What is required: Count lines, not occurrences: give the number of lines holding the word "JSON", and nothing besides.
* * *
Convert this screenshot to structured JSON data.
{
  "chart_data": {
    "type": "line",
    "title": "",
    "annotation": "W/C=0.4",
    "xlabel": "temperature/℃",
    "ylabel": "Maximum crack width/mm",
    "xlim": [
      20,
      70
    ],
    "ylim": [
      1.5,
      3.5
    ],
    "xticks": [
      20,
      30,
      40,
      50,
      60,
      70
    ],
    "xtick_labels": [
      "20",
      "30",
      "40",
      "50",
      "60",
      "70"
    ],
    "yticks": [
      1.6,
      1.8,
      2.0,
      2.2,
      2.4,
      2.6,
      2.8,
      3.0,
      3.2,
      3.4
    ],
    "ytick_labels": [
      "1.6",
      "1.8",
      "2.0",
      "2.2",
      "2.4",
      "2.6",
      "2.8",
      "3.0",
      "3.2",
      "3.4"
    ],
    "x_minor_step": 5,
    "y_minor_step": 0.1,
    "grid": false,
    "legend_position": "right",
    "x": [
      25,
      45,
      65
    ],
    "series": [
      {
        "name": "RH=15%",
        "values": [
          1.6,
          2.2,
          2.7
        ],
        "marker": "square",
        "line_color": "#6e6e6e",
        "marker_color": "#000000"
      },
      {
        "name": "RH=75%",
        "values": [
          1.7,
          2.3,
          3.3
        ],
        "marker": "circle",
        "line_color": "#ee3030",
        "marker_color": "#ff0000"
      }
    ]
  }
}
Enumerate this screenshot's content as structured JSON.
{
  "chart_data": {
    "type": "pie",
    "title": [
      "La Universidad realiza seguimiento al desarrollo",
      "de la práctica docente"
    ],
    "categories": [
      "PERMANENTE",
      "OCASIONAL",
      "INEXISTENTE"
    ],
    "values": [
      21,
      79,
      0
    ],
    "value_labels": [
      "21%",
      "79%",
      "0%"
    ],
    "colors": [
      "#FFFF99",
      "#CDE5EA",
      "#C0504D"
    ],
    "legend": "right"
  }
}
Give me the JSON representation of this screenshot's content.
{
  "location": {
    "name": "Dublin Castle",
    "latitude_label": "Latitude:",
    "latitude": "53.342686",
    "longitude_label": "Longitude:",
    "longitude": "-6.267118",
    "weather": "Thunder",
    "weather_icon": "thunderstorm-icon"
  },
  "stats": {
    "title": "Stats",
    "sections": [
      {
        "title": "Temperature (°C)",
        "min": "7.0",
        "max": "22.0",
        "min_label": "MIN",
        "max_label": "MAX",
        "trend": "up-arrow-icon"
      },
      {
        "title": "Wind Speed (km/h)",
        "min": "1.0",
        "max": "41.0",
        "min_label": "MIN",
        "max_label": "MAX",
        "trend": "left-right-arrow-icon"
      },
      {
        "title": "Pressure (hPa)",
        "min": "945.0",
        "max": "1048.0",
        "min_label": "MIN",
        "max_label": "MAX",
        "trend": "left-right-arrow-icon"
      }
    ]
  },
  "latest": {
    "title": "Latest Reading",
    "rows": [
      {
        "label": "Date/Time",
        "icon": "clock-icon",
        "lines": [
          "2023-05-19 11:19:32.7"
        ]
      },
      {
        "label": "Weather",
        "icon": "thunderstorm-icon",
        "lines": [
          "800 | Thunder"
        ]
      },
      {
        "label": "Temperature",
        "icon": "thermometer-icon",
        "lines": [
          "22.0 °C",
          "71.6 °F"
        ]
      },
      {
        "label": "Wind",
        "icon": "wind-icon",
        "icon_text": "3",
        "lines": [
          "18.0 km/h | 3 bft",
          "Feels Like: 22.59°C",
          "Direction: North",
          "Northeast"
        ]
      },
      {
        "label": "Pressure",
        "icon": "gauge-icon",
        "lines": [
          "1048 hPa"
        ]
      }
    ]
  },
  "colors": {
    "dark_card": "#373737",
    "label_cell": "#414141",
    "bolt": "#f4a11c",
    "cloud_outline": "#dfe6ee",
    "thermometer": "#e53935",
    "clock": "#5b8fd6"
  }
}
* * *
Solution to the problem: 3